══ GIVEN DATA ══

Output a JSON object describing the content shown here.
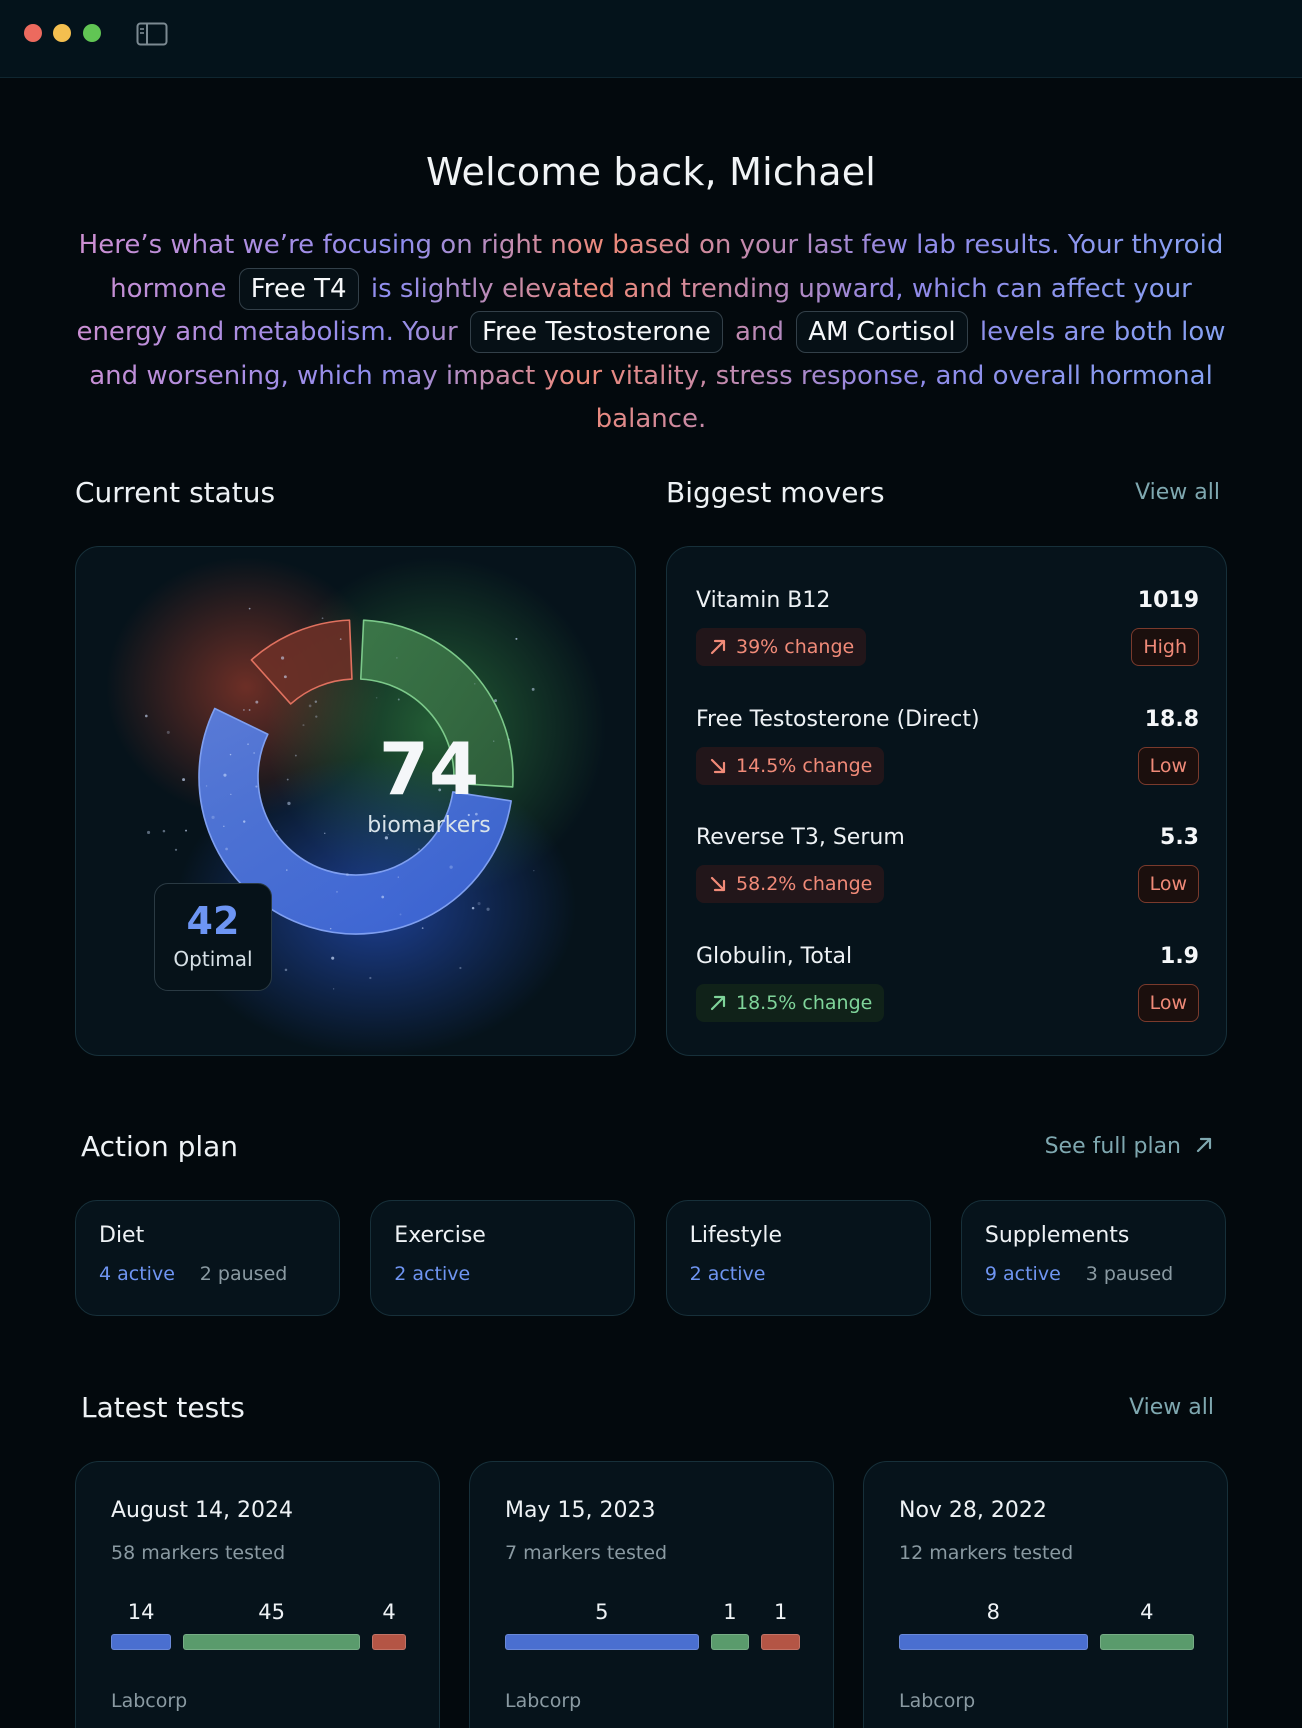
{
  "window": {
    "controls": [
      "close",
      "minimize",
      "maximize"
    ],
    "sidebar_toggle_icon": "sidebar-toggle-icon"
  },
  "welcome": {
    "title": "Welcome back, Michael",
    "intro_1": "Here’s what we’re focusing on right now based on your last few lab results. Your thyroid hormone",
    "chip_1": "Free T4",
    "intro_2": "is slightly elevated and trending upward, which can affect your energy and metabolism. Your",
    "chip_2": "Free Testosterone",
    "intro_3": "and",
    "chip_3": "AM Cortisol",
    "intro_4": "levels are both low and worsening, which may impact your vitality, stress response, and overall hormonal balance."
  },
  "current_status": {
    "title": "Current status",
    "total": "74",
    "total_label": "biomarkers",
    "optimal_count": "42",
    "optimal_label": "Optimal",
    "segments": [
      {
        "status": "out-of-range",
        "color": "#e0715f",
        "share": 0.13
      },
      {
        "status": "in-range",
        "color": "#5eb46e",
        "share": 0.28
      },
      {
        "status": "optimal",
        "color": "#4a79e0",
        "share": 0.59
      }
    ]
  },
  "movers": {
    "title": "Biggest movers",
    "view_all": "View all",
    "items": [
      {
        "name": "Vitamin B12",
        "value": "1019",
        "change": "39% change",
        "direction": "up",
        "trend_color": "red",
        "flag": "High"
      },
      {
        "name": "Free Testosterone (Direct)",
        "value": "18.8",
        "change": "14.5% change",
        "direction": "down",
        "trend_color": "red",
        "flag": "Low"
      },
      {
        "name": "Reverse T3, Serum",
        "value": "5.3",
        "change": "58.2% change",
        "direction": "down",
        "trend_color": "red",
        "flag": "Low"
      },
      {
        "name": "Globulin, Total",
        "value": "1.9",
        "change": "18.5% change",
        "direction": "up",
        "trend_color": "green",
        "flag": "Low"
      }
    ]
  },
  "action_plan": {
    "title": "Action plan",
    "see_full": "See full plan",
    "items": [
      {
        "name": "Diet",
        "active": "4 active",
        "paused": "2 paused"
      },
      {
        "name": "Exercise",
        "active": "2 active",
        "paused": ""
      },
      {
        "name": "Lifestyle",
        "active": "2 active",
        "paused": ""
      },
      {
        "name": "Supplements",
        "active": "9 active",
        "paused": "3 paused"
      }
    ]
  },
  "tests": {
    "title": "Latest tests",
    "view_all": "View all",
    "items": [
      {
        "date": "August 14, 2024",
        "markers": "58 markers tested",
        "lab": "Labcorp",
        "counts": [
          {
            "label": "14",
            "value": 14,
            "color": "#4a6fd0"
          },
          {
            "label": "45",
            "value": 45,
            "color": "#5a9b6c"
          },
          {
            "label": "4",
            "value": 4,
            "color": "#b45545"
          }
        ]
      },
      {
        "date": "May 15, 2023",
        "markers": "7 markers tested",
        "lab": "Labcorp",
        "counts": [
          {
            "label": "5",
            "value": 5,
            "color": "#4a6fd0"
          },
          {
            "label": "1",
            "value": 1,
            "color": "#5a9b6c"
          },
          {
            "label": "1",
            "value": 1,
            "color": "#b45545"
          }
        ]
      },
      {
        "date": "Nov 28, 2022",
        "markers": "12 markers tested",
        "lab": "Labcorp",
        "counts": [
          {
            "label": "8",
            "value": 8,
            "color": "#4a6fd0"
          },
          {
            "label": "4",
            "value": 4,
            "color": "#5a9b6c"
          }
        ]
      }
    ]
  }
}
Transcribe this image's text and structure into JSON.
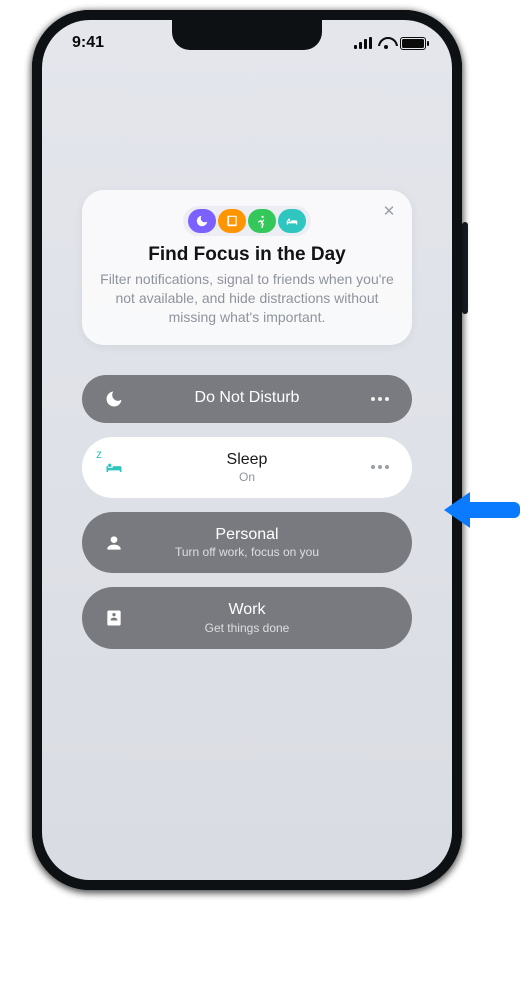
{
  "statusbar": {
    "time": "9:41"
  },
  "tip": {
    "title": "Find Focus in the Day",
    "description": "Filter notifications, signal to friends when you're not available, and hide distractions without missing what's important."
  },
  "focus": {
    "do_not_disturb": {
      "title": "Do Not Disturb"
    },
    "sleep": {
      "title": "Sleep",
      "sub": "On"
    },
    "personal": {
      "title": "Personal",
      "sub": "Turn off work, focus on you"
    },
    "work": {
      "title": "Work",
      "sub": "Get things done"
    }
  }
}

═══

Scan the entries above. Copy each line that has the string "Testosterone".

    "chip_2": "Free Testosterone",
        "name": "Free Testosterone (Direct)",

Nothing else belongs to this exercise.